## What this task involves
Set down the full listing exactly as given. Any pictures are to be left out.

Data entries
::::

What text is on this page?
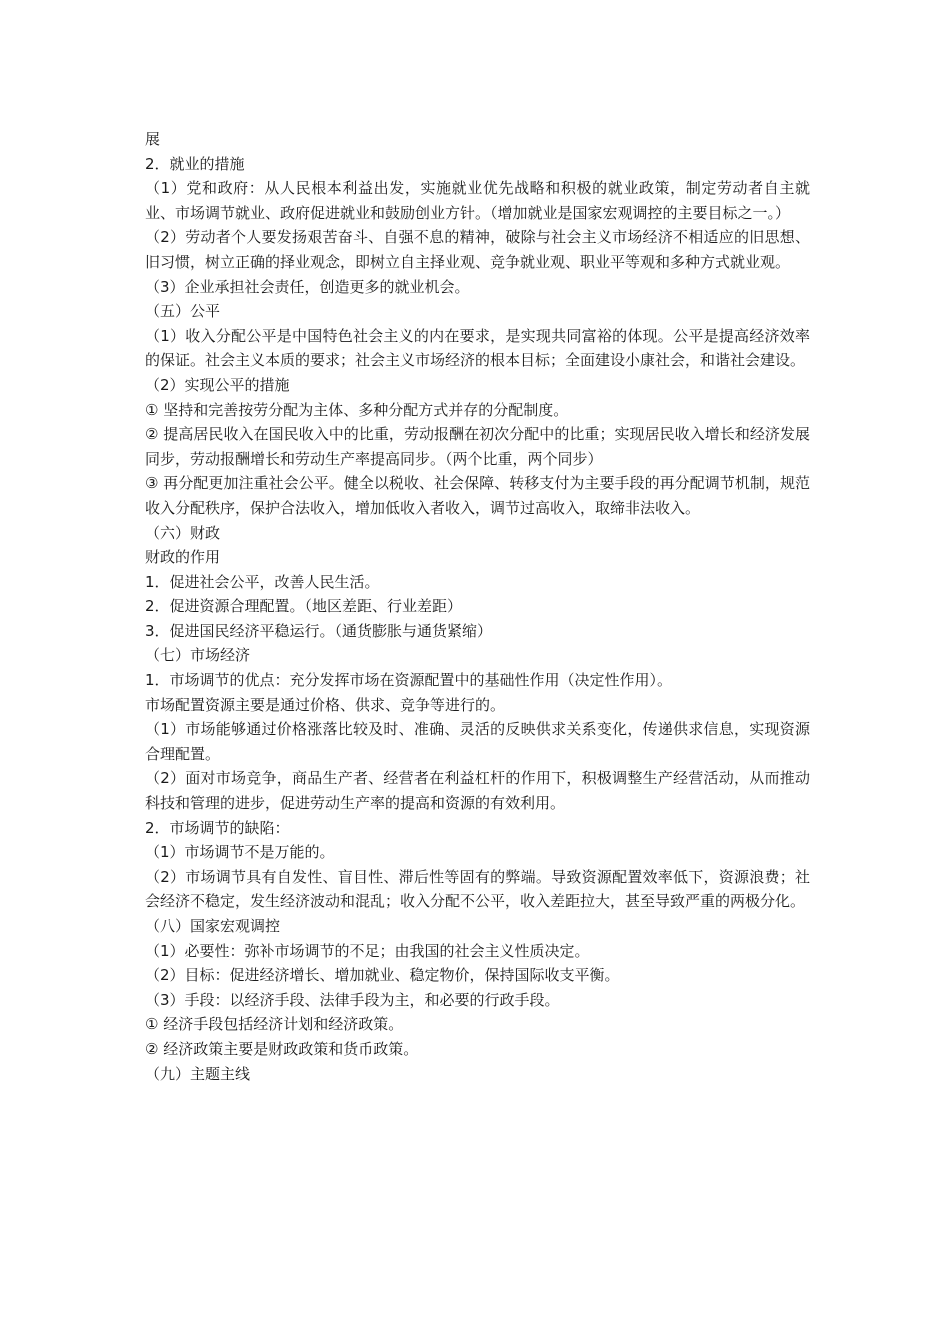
展

2．就业的措施

（1）党和政府：从人民根本利益出发，实施就业优先战略和积极的就业政策，制定劳动者自主就业、市场调节就业、政府促进就业和鼓励创业方针。（增加就业是国家宏观调控的主要目标之一。）

（2）劳动者个人要发扬艰苦奋斗、自强不息的精神，破除与社会主义市场经济不相适应的旧思想、旧习惯，树立正确的择业观念，即树立自主择业观、竞争就业观、职业平等观和多种方式就业观。

（3）企业承担社会责任，创造更多的就业机会。

（五）公平

（1）收入分配公平是中国特色社会主义的内在要求，是实现共同富裕的体现。公平是提高经济效率的保证。社会主义本质的要求；社会主义市场经济的根本目标；全面建设小康社会，和谐社会建设。

（2）实现公平的措施

① 坚持和完善按劳分配为主体、多种分配方式并存的分配制度。

② 提高居民收入在国民收入中的比重，劳动报酬在初次分配中的比重；实现居民收入增长和经济发展同步，劳动报酬增长和劳动生产率提高同步。（两个比重，两个同步）

③ 再分配更加注重社会公平。健全以税收、社会保障、转移支付为主要手段的再分配调节机制，规范收入分配秩序，保护合法收入，增加低收入者收入，调节过高收入，取缔非法收入。

（六）财政

财政的作用

1．促进社会公平，改善人民生活。

2．促进资源合理配置。（地区差距、行业差距）

3．促进国民经济平稳运行。（通货膨胀与通货紧缩）

（七）市场经济

1．市场调节的优点：充分发挥市场在资源配置中的基础性作用（决定性作用）。

市场配置资源主要是通过价格、供求、竞争等进行的。

（1）市场能够通过价格涨落比较及时、准确、灵活的反映供求关系变化，传递供求信息，实现资源合理配置。

（2）面对市场竞争，商品生产者、经营者在利益杠杆的作用下，积极调整生产经营活动，从而推动科技和管理的进步，促进劳动生产率的提高和资源的有效利用。

2．市场调节的缺陷：

（1）市场调节不是万能的。

（2）市场调节具有自发性、盲目性、滞后性等固有的弊端。导致资源配置效率低下，资源浪费；社会经济不稳定，发生经济波动和混乱；收入分配不公平，收入差距拉大，甚至导致严重的两极分化。

（八）国家宏观调控

（1）必要性：弥补市场调节的不足；由我国的社会主义性质决定。

（2）目标：促进经济增长、增加就业、稳定物价，保持国际收支平衡。

（3）手段：以经济手段、法律手段为主，和必要的行政手段。

① 经济手段包括经济计划和经济政策。

② 经济政策主要是财政政策和货币政策。

（九）主题主线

::::

## Response
What text is on this page?
展

2．就业的措施

（1）党和政府：从人民根本利益出发，实施就业优先战略和积极的就业政策，制定劳动者自主就业、市场调节就业、政府促进就业和鼓励创业方针。（增加就业是国家宏观调控的主要目标之一。）

（2）劳动者个人要发扬艰苦奋斗、自强不息的精神，破除与社会主义市场经济不相适应的旧思想、旧习惯，树立正确的择业观念，即树立自主择业观、竞争就业观、职业平等观和多种方式就业观。

（3）企业承担社会责任，创造更多的就业机会。

（五）公平

（1）收入分配公平是中国特色社会主义的内在要求，是实现共同富裕的体现。公平是提高经济效率的保证。社会主义本质的要求；社会主义市场经济的根本目标；全面建设小康社会，和谐社会建设。

（2）实现公平的措施

① 坚持和完善按劳分配为主体、多种分配方式并存的分配制度。

② 提高居民收入在国民收入中的比重，劳动报酬在初次分配中的比重；实现居民收入增长和经济发展同步，劳动报酬增长和劳动生产率提高同步。（两个比重，两个同步）

③ 再分配更加注重社会公平。健全以税收、社会保障、转移支付为主要手段的再分配调节机制，规范收入分配秩序，保护合法收入，增加低收入者收入，调节过高收入，取缔非法收入。

（六）财政

财政的作用

1．促进社会公平，改善人民生活。

2．促进资源合理配置。（地区差距、行业差距）

3．促进国民经济平稳运行。（通货膨胀与通货紧缩）

（七）市场经济

1．市场调节的优点：充分发挥市场在资源配置中的基础性作用（决定性作用）。

市场配置资源主要是通过价格、供求、竞争等进行的。

（1）市场能够通过价格涨落比较及时、准确、灵活的反映供求关系变化，传递供求信息，实现资源合理配置。

（2）面对市场竞争，商品生产者、经营者在利益杠杆的作用下，积极调整生产经营活动，从而推动科技和管理的进步，促进劳动生产率的提高和资源的有效利用。

2．市场调节的缺陷：

（1）市场调节不是万能的。

（2）市场调节具有自发性、盲目性、滞后性等固有的弊端。导致资源配置效率低下，资源浪费；社会经济不稳定，发生经济波动和混乱；收入分配不公平，收入差距拉大，甚至导致严重的两极分化。

（八）国家宏观调控

（1）必要性：弥补市场调节的不足；由我国的社会主义性质决定。

（2）目标：促进经济增长、增加就业、稳定物价，保持国际收支平衡。

（3）手段：以经济手段、法律手段为主，和必要的行政手段。

① 经济手段包括经济计划和经济政策。

② 经济政策主要是财政政策和货币政策。

（九）主题主线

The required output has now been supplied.